• _Что сделать 1_:
Верните из фрагмента об архитектуре после 1917 года участок от «В 1917 – 1923» до «социальной утопии.» включительно.
• _Что сделать 2_:
Продолжите текст об архитектуре и художественном авангарде после 1917 года, начав сразу после его последнего предложения.

В 1917 – 1923 годах строительство в условиях разрушенной экономики прервалось.
Старшее поколение архитекторов пыталось в “бумажной архитектуре”
продолжить неоклассические традиции, обращаясь к гигантизму и патетичности
образов Пиранези, Булле и Леду. Таким образом, стремились ответить на вызов
социальной утопии.
Но
художественный авангард видел в социалистической революции жизнетворческое
продолжение своей художественной революции, связывая проблемы строительства
нового общества и создания художественной формы как суверенной реальности.
Супрематизм Малевича соединял ее с экономией, в которой виделся высший принцип
эстетики. В архитектуре авангард связывал законы формообразования с образом
всемогущей техники, выступавшей тогда на уровне мифа. Владимир Татлин в проекте
“Памятника III Интернационалу” переводил на язык визуальных метафор
образы поэзии футуристов.

• _Выборка записей_:
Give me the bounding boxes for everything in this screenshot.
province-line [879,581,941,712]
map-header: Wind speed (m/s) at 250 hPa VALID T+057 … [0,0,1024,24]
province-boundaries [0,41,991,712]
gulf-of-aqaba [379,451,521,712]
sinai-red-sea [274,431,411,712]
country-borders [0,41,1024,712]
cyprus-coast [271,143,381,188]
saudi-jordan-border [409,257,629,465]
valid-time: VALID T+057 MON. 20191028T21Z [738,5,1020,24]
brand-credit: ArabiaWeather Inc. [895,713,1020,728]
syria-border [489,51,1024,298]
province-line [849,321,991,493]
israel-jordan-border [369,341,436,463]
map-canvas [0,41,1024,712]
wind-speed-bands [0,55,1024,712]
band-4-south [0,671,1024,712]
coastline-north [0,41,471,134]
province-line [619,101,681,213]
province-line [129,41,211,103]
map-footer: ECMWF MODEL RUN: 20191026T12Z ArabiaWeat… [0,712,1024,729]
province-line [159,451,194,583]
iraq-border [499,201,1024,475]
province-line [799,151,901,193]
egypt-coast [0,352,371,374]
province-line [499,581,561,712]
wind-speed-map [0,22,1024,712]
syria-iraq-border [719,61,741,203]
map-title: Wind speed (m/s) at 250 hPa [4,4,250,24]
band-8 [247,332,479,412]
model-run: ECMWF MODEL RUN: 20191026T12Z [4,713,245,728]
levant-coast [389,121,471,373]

• _Результат выполнения 1_:
В 1917 – 1923 годах строительство в условиях разрушенной экономики прервалось.
Старшее поколение архитекторов пыталось в “бумажной архитектуре”
продолжить неоклассические традиции, обращаясь к гигантизму и патетичности
образов Пиранези, Булле и Леду. Таким образом, стремились ответить на вызов
социальной утопии.

• _Результат выполнения 2_:
К
проблемам реального жизнестроения стремились вывести авангард сторонники
“производственного искусства”. Они подготовили основу его наиболее продуктивного
направления – конструктивизма. Ранний конструктивизм акцентировал внимание на
объекте, конструкции, совершенной технике, присутствовавшей тогда лишь в
“светлых далях” утопического будущего (братья Веснины). Акценты со
временем смещались в сторону организации процессов, жизнестроения, создания
“социальных конденсаторов жизни” – новых типов зданий (не случайно
вовлечение Александра Веснина в сценографию – искусство формирования действия).
Лаконичность проектов раннего конструктивизма сменялась, соответственно,
пространствами, четко артикулированные асимметричные построения которых
отвечали сложности конкретных жизненных ситуаций. Генезис советского
конструктивизма почти параллелен пути, который в Германии проходил
“Баухауз”. На рубеже 1930-х годов Иван Леонидов завершил развитие
конструктивизма, противопоставив форму, символически организующую жизненные
процессы, стремлению зафиксировать артикуляцией формы жизненные ситуации
(подобно тому, что сделал Людвиг Мис ван Дер Роэ в Германии).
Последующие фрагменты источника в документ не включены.